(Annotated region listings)
______________________________
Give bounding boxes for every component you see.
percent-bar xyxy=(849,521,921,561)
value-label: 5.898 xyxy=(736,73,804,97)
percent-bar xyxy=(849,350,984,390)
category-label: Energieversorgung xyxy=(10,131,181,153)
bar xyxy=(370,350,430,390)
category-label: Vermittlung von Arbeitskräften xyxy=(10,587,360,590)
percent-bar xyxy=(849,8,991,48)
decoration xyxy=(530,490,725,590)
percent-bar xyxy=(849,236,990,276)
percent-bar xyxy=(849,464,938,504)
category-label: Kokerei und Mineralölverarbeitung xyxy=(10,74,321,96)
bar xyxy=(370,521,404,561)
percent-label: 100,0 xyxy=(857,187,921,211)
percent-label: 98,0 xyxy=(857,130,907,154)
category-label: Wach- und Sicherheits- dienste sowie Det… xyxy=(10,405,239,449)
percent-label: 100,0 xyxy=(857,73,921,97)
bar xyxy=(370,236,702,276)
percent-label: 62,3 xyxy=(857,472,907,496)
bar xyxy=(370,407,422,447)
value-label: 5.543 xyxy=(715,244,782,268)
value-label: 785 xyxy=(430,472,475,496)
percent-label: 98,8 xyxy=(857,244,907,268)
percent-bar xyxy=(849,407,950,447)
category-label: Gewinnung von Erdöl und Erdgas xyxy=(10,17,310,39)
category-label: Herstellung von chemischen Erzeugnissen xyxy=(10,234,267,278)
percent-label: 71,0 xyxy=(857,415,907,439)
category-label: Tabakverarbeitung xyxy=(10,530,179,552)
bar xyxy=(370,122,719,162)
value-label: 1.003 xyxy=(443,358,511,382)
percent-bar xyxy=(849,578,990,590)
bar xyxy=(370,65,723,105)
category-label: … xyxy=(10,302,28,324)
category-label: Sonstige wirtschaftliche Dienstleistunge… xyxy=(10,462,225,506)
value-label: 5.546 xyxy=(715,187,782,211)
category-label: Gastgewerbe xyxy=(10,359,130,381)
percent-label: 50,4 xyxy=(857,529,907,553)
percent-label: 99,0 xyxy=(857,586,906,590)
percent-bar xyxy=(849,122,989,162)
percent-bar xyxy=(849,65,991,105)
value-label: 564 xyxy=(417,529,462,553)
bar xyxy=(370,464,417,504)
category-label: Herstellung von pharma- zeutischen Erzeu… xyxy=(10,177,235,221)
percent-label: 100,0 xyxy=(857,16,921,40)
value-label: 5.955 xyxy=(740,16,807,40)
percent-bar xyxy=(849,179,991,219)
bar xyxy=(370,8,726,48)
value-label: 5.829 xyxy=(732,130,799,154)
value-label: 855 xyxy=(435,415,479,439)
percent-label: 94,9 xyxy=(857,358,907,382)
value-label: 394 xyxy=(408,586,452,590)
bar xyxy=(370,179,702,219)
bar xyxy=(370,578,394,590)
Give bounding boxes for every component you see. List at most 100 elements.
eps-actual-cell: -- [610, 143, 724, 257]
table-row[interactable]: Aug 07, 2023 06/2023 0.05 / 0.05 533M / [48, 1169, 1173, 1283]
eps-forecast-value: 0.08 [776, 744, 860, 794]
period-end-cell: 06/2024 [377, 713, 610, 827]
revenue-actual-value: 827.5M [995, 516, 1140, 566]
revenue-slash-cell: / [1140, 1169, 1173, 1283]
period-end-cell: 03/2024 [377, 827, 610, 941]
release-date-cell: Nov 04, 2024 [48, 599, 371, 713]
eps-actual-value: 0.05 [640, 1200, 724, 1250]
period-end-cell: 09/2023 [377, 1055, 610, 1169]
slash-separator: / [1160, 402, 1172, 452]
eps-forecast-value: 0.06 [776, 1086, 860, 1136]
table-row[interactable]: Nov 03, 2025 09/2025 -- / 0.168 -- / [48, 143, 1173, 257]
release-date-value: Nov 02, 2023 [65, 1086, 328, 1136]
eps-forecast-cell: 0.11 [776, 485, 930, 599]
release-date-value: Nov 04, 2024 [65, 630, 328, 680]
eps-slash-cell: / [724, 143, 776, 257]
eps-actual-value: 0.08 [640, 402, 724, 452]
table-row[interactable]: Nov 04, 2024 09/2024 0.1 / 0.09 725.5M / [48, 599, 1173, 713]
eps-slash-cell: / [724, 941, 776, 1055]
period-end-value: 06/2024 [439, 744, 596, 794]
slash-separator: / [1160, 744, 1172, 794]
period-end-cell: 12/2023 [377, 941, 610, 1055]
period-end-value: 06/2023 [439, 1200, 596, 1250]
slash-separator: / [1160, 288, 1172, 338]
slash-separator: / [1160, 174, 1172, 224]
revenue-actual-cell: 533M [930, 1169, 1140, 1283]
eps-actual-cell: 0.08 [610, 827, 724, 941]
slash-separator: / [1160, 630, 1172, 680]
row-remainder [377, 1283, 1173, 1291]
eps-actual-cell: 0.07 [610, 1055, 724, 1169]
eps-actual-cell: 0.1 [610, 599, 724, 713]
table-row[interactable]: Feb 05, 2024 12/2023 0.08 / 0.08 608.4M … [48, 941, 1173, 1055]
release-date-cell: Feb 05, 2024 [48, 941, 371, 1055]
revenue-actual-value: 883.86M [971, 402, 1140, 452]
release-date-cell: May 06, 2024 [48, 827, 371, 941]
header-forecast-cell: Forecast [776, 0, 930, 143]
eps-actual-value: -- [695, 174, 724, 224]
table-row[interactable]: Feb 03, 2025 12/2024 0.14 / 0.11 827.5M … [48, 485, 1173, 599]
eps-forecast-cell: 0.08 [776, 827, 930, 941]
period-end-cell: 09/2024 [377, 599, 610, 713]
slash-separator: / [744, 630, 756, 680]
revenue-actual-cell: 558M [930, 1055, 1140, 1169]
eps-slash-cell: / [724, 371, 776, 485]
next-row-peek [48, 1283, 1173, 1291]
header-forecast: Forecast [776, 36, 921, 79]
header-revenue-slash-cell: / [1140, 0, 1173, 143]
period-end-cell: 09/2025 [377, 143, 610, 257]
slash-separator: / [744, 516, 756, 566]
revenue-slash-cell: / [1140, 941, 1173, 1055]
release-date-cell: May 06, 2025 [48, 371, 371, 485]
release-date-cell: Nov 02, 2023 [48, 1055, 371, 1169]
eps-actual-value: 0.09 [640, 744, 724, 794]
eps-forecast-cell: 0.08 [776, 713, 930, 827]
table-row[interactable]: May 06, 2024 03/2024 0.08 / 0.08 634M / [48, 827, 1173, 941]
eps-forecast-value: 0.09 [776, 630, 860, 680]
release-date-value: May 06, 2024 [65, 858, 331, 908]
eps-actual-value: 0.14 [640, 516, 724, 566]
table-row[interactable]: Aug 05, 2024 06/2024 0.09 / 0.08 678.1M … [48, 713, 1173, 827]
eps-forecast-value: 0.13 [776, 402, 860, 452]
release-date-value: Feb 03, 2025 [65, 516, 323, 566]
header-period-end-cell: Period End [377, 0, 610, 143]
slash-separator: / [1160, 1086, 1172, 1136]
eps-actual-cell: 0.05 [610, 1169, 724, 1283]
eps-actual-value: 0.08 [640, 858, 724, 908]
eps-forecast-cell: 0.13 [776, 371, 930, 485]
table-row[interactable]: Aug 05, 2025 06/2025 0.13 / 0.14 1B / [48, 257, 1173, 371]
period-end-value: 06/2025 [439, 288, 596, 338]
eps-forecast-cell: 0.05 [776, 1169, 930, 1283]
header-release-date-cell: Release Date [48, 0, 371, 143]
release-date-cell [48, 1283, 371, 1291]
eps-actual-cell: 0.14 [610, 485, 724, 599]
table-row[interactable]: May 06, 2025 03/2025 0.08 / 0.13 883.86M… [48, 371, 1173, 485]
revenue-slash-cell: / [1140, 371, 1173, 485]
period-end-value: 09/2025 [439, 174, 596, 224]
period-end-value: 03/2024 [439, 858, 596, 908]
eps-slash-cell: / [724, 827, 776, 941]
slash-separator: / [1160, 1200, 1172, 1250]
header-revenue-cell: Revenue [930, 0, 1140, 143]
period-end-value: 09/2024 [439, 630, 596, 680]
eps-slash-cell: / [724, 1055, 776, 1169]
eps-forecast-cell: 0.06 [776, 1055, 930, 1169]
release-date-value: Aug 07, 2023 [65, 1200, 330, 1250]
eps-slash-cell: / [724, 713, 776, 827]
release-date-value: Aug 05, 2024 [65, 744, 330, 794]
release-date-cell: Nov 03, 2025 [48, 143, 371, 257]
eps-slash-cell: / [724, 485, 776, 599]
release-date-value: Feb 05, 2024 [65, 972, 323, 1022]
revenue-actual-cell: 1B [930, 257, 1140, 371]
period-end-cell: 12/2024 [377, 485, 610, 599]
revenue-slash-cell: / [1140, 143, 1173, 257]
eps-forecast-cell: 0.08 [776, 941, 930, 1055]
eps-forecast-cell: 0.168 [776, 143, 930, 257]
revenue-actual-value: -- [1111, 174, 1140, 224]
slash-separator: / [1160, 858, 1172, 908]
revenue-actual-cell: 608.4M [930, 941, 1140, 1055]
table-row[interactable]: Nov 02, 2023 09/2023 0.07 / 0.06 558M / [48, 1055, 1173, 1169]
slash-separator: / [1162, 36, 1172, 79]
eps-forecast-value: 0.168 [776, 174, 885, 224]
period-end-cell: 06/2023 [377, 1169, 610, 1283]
______________________________
### [Task]
Could you rewrite the stretch from the first line through the line containing "percent-label: 99,0 xyxy=(857,586,906,590)", putting "share-bar" wherever "percent-bar" appears and changing nothing else?

### [Written answer]
Give bounding boxes for every component you see.
share-bar xyxy=(849,521,921,561)
value-label: 5.898 xyxy=(736,73,804,97)
share-bar xyxy=(849,350,984,390)
category-label: Energieversorgung xyxy=(10,131,181,153)
bar xyxy=(370,350,430,390)
category-label: Vermittlung von Arbeitskräften xyxy=(10,587,360,590)
share-bar xyxy=(849,8,991,48)
decoration xyxy=(530,490,725,590)
share-bar xyxy=(849,236,990,276)
share-bar xyxy=(849,464,938,504)
category-label: Kokerei und Mineralölverarbeitung xyxy=(10,74,321,96)
bar xyxy=(370,521,404,561)
percent-label: 100,0 xyxy=(857,187,921,211)
percent-label: 98,0 xyxy=(857,130,907,154)
category-label: Wach- und Sicherheits- dienste sowie Det… xyxy=(10,405,239,449)
percent-label: 100,0 xyxy=(857,73,921,97)
bar xyxy=(370,236,702,276)
percent-label: 62,3 xyxy=(857,472,907,496)
bar xyxy=(370,407,422,447)
value-label: 5.543 xyxy=(715,244,782,268)
value-label: 785 xyxy=(430,472,475,496)
percent-label: 98,8 xyxy=(857,244,907,268)
share-bar xyxy=(849,407,950,447)
category-label: Gewinnung von Erdöl und Erdgas xyxy=(10,17,310,39)
category-label: Herstellung von chemischen Erzeugnissen xyxy=(10,234,267,278)
percent-label: 71,0 xyxy=(857,415,907,439)
category-label: Tabakverarbeitung xyxy=(10,530,179,552)
bar xyxy=(370,122,719,162)
value-label: 1.003 xyxy=(443,358,511,382)
share-bar xyxy=(849,578,990,590)
bar xyxy=(370,65,723,105)
category-label: … xyxy=(10,302,28,324)
category-label: Sonstige wirtschaftliche Dienstleistunge… xyxy=(10,462,225,506)
value-label: 5.546 xyxy=(715,187,782,211)
category-label: Gastgewerbe xyxy=(10,359,130,381)
percent-label: 50,4 xyxy=(857,529,907,553)
percent-label: 99,0 xyxy=(857,586,906,590)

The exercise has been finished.